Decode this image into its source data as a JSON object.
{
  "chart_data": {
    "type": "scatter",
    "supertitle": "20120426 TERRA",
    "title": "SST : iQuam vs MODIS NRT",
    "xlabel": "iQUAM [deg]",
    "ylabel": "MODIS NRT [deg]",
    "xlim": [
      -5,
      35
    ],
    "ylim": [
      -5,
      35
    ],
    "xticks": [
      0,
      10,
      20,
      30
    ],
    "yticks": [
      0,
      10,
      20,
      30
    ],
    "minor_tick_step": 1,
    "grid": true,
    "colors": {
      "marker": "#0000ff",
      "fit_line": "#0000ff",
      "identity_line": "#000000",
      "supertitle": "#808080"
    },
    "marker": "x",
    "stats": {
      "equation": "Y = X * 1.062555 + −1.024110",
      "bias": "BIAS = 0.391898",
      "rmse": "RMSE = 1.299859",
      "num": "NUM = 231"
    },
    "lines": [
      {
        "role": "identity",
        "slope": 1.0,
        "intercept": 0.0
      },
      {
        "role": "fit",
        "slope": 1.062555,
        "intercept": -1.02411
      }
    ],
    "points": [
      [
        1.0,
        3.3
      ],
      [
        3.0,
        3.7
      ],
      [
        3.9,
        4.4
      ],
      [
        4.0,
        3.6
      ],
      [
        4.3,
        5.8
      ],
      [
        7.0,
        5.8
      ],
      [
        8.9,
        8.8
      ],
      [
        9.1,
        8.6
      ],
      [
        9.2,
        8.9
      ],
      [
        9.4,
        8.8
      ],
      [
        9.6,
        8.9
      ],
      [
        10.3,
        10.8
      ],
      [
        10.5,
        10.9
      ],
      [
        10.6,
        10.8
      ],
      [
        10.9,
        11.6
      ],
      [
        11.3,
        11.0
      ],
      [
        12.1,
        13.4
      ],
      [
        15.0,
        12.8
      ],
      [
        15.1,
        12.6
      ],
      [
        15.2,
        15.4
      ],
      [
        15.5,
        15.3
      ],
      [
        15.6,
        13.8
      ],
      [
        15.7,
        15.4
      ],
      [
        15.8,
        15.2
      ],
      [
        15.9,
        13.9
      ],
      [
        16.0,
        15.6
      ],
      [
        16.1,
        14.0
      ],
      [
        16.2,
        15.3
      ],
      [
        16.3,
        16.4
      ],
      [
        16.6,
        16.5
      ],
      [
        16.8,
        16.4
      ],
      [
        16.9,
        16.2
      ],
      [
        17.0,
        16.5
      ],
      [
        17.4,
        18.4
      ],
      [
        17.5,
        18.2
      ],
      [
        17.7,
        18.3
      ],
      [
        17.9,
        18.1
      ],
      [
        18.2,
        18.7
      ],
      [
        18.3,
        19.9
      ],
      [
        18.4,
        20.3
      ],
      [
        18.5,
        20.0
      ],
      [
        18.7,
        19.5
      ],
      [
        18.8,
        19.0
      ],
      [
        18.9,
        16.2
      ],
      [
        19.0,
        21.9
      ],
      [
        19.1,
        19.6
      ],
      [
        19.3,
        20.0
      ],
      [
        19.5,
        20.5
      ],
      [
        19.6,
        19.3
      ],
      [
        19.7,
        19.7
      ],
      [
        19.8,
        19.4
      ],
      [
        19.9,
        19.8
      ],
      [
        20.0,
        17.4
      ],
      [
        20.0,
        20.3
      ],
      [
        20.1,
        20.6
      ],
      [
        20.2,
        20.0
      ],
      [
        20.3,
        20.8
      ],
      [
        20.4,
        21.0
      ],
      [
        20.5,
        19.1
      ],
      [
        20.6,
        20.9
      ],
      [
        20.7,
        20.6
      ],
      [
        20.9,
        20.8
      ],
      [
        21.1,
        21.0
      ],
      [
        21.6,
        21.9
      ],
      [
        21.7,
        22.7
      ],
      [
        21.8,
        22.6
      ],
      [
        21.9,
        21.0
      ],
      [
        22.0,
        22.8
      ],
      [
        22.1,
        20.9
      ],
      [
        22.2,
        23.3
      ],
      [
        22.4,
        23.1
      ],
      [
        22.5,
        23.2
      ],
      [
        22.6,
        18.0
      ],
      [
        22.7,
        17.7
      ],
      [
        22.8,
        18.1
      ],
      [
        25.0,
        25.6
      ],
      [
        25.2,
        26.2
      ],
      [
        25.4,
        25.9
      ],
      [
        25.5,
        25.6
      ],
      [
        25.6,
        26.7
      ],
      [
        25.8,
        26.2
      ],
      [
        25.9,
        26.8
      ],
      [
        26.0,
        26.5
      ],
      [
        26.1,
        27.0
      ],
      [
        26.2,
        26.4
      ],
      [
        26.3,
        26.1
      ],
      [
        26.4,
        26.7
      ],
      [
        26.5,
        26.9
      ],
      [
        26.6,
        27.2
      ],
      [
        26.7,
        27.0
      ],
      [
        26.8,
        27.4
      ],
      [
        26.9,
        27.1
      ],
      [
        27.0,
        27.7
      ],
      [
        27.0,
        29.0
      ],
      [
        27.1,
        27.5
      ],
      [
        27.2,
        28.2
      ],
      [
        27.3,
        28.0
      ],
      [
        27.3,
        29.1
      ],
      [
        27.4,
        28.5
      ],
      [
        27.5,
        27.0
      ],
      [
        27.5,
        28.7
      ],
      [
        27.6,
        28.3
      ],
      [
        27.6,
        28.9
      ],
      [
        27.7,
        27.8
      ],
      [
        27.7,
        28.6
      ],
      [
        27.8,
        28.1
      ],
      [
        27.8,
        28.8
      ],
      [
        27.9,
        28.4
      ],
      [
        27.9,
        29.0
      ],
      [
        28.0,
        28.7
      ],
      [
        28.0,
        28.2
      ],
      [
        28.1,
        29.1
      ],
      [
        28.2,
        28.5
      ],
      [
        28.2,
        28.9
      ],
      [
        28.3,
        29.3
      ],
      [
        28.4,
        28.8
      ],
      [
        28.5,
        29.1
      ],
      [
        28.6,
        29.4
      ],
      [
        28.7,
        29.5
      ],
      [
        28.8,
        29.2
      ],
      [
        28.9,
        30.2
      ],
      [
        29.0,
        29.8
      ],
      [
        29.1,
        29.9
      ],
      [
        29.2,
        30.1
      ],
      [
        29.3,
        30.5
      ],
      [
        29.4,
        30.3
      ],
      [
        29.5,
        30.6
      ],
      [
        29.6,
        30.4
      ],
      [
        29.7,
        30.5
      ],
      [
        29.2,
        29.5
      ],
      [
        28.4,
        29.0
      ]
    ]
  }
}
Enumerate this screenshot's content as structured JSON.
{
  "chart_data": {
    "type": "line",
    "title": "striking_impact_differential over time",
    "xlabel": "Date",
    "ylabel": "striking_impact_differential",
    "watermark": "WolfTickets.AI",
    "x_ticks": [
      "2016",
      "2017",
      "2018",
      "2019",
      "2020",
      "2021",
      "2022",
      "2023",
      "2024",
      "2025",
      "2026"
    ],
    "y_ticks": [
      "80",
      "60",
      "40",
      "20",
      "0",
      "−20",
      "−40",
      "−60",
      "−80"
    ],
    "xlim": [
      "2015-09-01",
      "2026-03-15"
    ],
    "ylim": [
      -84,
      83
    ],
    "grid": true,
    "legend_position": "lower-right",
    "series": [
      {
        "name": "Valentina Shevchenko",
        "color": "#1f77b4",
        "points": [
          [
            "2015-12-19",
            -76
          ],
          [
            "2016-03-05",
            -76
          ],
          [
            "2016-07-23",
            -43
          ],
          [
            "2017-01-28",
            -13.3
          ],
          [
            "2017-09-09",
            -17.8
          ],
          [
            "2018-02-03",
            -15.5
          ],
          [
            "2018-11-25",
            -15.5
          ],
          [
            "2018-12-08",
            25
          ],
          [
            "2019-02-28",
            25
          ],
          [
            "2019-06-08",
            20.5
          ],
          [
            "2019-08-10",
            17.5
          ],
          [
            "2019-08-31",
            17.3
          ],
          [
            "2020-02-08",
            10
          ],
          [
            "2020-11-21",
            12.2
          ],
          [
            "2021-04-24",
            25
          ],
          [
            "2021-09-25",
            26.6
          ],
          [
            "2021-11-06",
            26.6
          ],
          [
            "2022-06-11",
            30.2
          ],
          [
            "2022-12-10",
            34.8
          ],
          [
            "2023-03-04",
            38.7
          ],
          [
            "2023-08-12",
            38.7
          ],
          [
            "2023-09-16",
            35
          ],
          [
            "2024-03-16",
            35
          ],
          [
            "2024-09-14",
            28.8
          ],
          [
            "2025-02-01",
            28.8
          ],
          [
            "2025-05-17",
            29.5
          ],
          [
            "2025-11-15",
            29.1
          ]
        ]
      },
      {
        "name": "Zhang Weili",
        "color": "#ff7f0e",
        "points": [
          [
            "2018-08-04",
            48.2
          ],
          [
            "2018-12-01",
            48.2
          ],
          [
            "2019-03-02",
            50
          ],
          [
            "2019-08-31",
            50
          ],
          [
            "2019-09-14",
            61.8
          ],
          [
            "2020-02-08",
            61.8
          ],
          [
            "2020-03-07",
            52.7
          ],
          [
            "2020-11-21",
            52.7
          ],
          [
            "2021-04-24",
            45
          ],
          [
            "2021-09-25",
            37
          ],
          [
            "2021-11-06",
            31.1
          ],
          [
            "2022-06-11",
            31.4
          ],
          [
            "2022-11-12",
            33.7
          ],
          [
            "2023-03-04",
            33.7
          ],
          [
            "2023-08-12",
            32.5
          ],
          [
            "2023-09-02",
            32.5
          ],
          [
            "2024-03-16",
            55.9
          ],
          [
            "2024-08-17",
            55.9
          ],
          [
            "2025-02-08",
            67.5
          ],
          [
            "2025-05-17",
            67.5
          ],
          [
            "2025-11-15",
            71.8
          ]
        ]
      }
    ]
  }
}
====
**WHAT YOU HAVE TO DO**
Copy out every line in the listing where the word "JSON" appears.

**EXERCISE RESULT**
Decode this image into its source data as a JSON object.
Enumerate this screenshot's content as structured JSON.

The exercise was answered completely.